### MATERIAL PROVIDED

◆ ◆ ◆ ◆ ◆

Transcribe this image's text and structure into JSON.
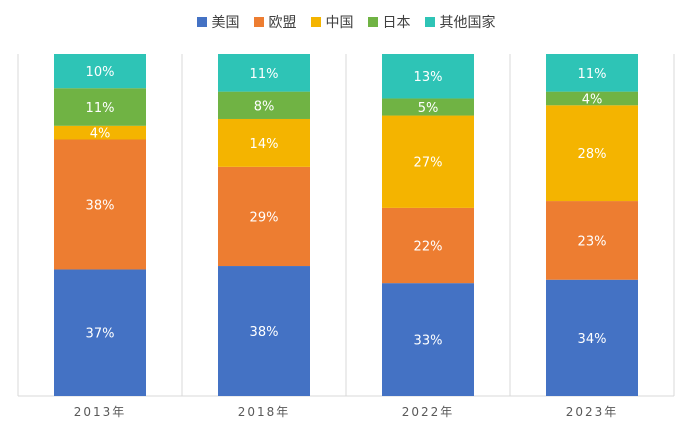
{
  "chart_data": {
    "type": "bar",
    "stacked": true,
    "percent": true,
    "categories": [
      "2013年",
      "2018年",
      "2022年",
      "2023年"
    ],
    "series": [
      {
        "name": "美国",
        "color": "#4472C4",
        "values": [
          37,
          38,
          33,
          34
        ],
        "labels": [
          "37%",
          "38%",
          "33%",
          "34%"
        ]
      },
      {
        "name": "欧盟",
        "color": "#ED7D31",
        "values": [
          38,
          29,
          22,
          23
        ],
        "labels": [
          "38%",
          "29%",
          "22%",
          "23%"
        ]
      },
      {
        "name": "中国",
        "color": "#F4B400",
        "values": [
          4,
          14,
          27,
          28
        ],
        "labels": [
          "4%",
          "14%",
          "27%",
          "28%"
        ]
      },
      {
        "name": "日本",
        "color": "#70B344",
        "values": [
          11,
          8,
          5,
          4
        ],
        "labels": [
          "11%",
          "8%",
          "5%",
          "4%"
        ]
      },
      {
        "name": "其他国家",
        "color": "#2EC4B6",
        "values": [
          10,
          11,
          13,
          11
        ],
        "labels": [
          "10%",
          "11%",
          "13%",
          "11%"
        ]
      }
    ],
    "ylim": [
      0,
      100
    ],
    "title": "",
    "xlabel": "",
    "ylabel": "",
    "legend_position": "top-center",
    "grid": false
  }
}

◆ ◆ ◆ ◆ ◆

### WRITTEN PROBLEM
Some lines of the data may hold the word "color". Say how many do, with nothing else.

### FULL RESPONSE
5